→ **Problem statement**:
Set down exactly the lines that run from the line with "Give me a plain-text" to the end of the data, and nothing else.

→ **Extracted records**:
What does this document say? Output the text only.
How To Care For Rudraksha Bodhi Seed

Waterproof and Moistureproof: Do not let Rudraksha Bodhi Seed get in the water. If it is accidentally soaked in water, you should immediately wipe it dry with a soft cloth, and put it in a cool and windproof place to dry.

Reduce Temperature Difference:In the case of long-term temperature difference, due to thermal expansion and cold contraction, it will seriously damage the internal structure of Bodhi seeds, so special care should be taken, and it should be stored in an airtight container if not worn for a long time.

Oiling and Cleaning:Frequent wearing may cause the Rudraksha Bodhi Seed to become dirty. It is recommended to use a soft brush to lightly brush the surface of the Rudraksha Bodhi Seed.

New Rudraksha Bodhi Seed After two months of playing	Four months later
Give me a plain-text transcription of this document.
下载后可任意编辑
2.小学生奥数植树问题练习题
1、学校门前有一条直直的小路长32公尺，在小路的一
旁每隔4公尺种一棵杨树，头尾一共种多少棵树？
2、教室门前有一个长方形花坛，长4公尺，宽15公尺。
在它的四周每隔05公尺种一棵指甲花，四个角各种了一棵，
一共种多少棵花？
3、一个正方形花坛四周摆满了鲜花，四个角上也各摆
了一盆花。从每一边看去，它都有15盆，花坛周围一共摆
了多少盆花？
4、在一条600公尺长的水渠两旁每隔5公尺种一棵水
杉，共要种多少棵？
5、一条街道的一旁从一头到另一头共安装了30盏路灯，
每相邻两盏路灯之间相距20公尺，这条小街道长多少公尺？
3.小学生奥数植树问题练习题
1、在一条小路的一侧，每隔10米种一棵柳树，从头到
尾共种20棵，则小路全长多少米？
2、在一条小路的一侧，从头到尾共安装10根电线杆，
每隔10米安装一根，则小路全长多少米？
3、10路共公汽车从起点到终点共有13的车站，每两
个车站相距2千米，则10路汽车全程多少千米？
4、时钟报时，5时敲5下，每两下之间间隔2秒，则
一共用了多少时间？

→ **Answer to this task**:
Give me a plain-text transcription of this document.
下载后可任意编辑
2.小学生奥数植树问题练习题
1、学校门前有一条直直的小路长32公尺，在小路的一
旁每隔4公尺种一棵杨树，头尾一共种多少棵树？
2、教室门前有一个长方形花坛，长4公尺，宽15公尺。
在它的四周每隔05公尺种一棵指甲花，四个角各种了一棵，
一共种多少棵花？
3、一个正方形花坛四周摆满了鲜花，四个角上也各摆
了一盆花。从每一边看去，它都有15盆，花坛周围一共摆
了多少盆花？
4、在一条600公尺长的水渠两旁每隔5公尺种一棵水
杉，共要种多少棵？
5、一条街道的一旁从一头到另一头共安装了30盏路灯，
每相邻两盏路灯之间相距20公尺，这条小街道长多少公尺？
3.小学生奥数植树问题练习题
1、在一条小路的一侧，每隔10米种一棵柳树，从头到
尾共种20棵，则小路全长多少米？
2、在一条小路的一侧，从头到尾共安装10根电线杆，
每隔10米安装一根，则小路全长多少米？
3、10路共公汽车从起点到终点共有13的车站，每两
个车站相距2千米，则10路汽车全程多少千米？
4、时钟报时，5时敲5下，每两下之间间隔2秒，则
一共用了多少时间？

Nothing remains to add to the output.